AIM OF THE EXERCISE: All of the lines below are to be printed again exactly; images are excluded from the output.

DATA FOR THE TASK:
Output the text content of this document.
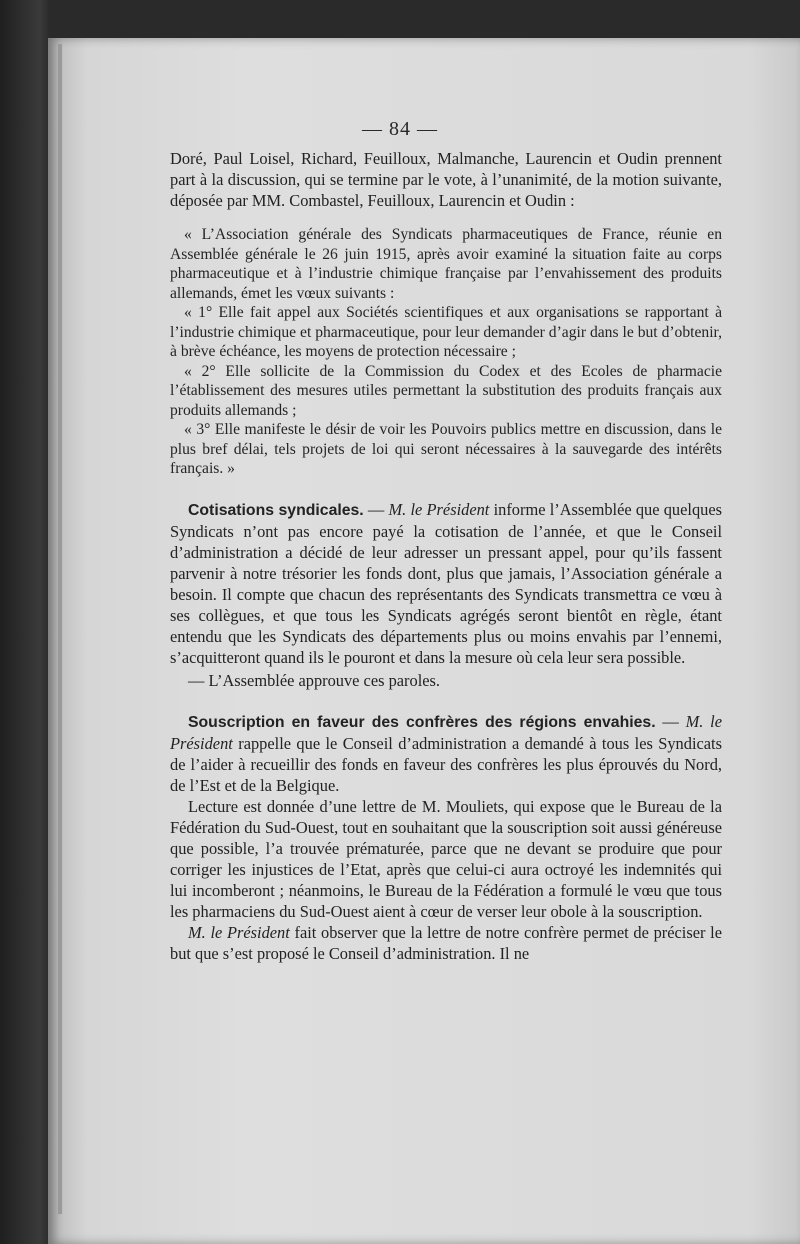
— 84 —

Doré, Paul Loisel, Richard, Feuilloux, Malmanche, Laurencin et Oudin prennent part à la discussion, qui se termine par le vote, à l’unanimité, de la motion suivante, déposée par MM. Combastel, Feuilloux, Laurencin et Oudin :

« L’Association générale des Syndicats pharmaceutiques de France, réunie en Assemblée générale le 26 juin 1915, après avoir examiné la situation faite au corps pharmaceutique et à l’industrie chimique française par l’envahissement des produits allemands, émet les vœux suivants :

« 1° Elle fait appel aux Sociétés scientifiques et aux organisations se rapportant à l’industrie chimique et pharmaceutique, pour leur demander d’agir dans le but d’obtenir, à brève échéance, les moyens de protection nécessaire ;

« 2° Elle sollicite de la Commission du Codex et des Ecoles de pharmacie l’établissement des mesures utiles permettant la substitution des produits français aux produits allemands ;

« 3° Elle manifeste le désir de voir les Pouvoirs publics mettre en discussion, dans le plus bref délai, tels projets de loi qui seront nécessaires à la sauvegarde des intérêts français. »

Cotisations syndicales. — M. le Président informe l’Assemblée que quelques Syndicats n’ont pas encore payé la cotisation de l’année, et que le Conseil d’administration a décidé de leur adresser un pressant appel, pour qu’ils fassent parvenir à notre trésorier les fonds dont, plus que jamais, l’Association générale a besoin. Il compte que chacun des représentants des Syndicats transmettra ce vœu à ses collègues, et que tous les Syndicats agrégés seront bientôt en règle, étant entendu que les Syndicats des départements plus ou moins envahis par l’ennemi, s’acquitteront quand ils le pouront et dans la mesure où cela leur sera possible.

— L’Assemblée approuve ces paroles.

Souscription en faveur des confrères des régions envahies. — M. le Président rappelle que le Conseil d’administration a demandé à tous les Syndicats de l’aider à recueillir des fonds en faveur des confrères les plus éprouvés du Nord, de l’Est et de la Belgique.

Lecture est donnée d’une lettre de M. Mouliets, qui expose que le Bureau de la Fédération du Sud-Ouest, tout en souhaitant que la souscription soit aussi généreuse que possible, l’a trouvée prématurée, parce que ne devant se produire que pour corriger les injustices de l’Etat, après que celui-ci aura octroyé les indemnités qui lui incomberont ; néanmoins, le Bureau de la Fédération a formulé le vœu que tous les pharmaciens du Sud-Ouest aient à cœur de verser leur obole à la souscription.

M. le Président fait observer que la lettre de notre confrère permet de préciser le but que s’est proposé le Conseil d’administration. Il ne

PROBLEM SOLUTION:
Output the text content of this document.
— 84 —

Doré, Paul Loisel, Richard, Feuilloux, Malmanche, Laurencin et Oudin prennent part à la discussion, qui se termine par le vote, à l’unanimité, de la motion suivante, déposée par MM. Combastel, Feuilloux, Laurencin et Oudin :

« L’Association générale des Syndicats pharmaceutiques de France, réunie en Assemblée générale le 26 juin 1915, après avoir examiné la situation faite au corps pharmaceutique et à l’industrie chimique française par l’envahissement des produits allemands, émet les vœux suivants :

« 1° Elle fait appel aux Sociétés scientifiques et aux organisations se rapportant à l’industrie chimique et pharmaceutique, pour leur demander d’agir dans le but d’obtenir, à brève échéance, les moyens de protection nécessaire ;

« 2° Elle sollicite de la Commission du Codex et des Ecoles de pharmacie l’établissement des mesures utiles permettant la substitution des produits français aux produits allemands ;

« 3° Elle manifeste le désir de voir les Pouvoirs publics mettre en discussion, dans le plus bref délai, tels projets de loi qui seront nécessaires à la sauvegarde des intérêts français. »

Cotisations syndicales. — M. le Président informe l’Assemblée que quelques Syndicats n’ont pas encore payé la cotisation de l’année, et que le Conseil d’administration a décidé de leur adresser un pressant appel, pour qu’ils fassent parvenir à notre trésorier les fonds dont, plus que jamais, l’Association générale a besoin. Il compte que chacun des représentants des Syndicats transmettra ce vœu à ses collègues, et que tous les Syndicats agrégés seront bientôt en règle, étant entendu que les Syndicats des départements plus ou moins envahis par l’ennemi, s’acquitteront quand ils le pouront et dans la mesure où cela leur sera possible.

— L’Assemblée approuve ces paroles.

Souscription en faveur des confrères des régions envahies. — M. le Président rappelle que le Conseil d’administration a demandé à tous les Syndicats de l’aider à recueillir des fonds en faveur des confrères les plus éprouvés du Nord, de l’Est et de la Belgique.

Lecture est donnée d’une lettre de M. Mouliets, qui expose que le Bureau de la Fédération du Sud-Ouest, tout en souhaitant que la souscription soit aussi généreuse que possible, l’a trouvée prématurée, parce que ne devant se produire que pour corriger les injustices de l’Etat, après que celui-ci aura octroyé les indemnités qui lui incomberont ; néanmoins, le Bureau de la Fédération a formulé le vœu que tous les pharmaciens du Sud-Ouest aient à cœur de verser leur obole à la souscription.

M. le Président fait observer que la lettre de notre confrère permet de préciser le but que s’est proposé le Conseil d’administration. Il ne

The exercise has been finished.